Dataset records
________________________________________
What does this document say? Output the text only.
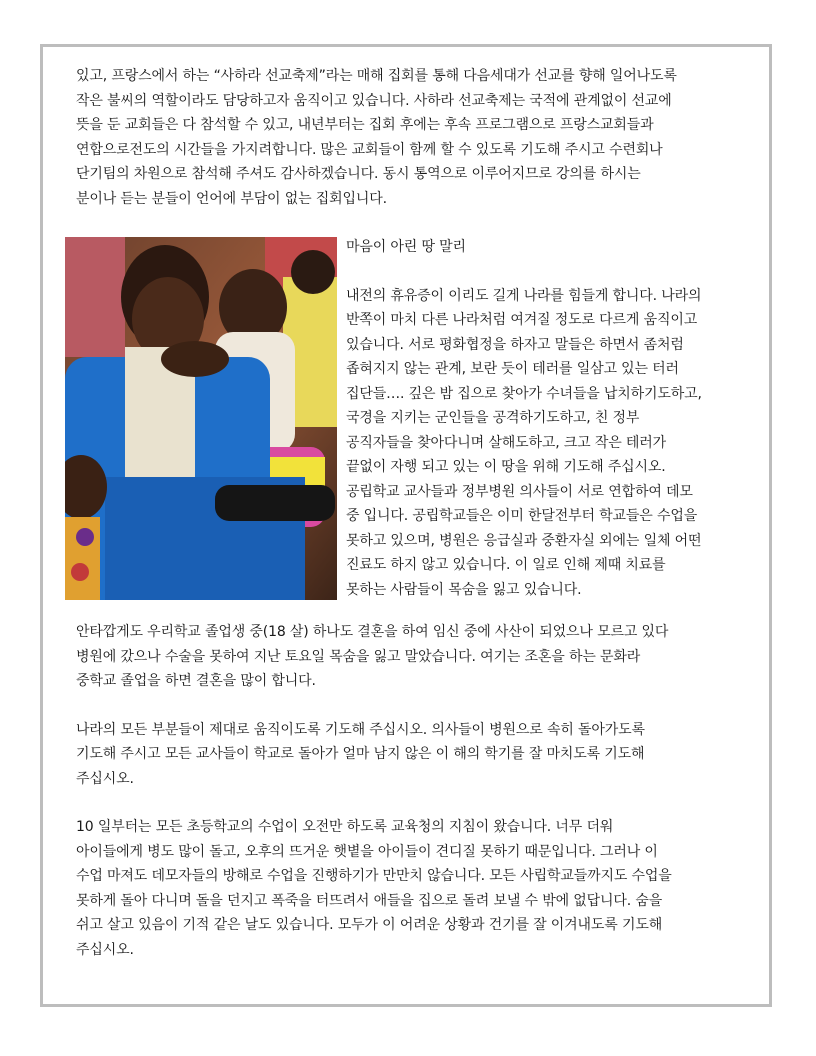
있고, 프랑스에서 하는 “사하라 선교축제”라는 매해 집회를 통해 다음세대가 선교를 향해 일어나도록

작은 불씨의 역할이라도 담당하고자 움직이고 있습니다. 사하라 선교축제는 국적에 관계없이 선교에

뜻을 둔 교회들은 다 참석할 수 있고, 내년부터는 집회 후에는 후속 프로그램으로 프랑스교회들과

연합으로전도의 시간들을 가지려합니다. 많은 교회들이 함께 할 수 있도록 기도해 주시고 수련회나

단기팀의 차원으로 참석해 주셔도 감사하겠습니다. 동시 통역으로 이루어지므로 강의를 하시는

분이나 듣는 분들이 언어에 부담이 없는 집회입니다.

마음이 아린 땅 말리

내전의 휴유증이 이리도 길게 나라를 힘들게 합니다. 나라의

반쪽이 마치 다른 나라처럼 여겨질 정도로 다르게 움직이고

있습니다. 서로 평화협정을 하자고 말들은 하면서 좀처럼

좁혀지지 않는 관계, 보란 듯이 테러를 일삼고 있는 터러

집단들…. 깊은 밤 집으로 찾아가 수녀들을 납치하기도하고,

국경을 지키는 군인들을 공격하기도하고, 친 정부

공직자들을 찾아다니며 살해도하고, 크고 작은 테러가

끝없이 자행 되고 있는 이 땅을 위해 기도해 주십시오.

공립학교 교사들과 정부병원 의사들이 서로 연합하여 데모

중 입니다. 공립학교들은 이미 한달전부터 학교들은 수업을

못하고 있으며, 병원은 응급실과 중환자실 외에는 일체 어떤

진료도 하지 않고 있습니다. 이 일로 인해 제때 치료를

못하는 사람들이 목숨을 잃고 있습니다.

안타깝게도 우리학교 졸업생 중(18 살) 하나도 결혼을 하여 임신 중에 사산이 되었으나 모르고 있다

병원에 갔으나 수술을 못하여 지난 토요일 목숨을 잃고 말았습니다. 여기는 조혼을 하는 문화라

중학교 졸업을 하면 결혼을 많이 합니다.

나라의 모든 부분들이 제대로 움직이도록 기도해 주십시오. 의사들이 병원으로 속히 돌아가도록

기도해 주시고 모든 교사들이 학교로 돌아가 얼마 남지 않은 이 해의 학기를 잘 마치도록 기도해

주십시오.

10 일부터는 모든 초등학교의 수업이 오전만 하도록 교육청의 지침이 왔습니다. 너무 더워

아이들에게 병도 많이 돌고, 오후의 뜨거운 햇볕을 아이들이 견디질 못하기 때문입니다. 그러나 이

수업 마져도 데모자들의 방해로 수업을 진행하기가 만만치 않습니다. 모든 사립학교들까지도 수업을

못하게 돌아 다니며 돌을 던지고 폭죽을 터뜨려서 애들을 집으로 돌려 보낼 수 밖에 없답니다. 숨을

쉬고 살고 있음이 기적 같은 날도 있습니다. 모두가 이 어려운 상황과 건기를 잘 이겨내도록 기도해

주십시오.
________________________________________
» **Exercise brief**
Each line that contains the string "의사들이" counts once; report how many such lines the entries have, giving only the number.

» **Answer**
2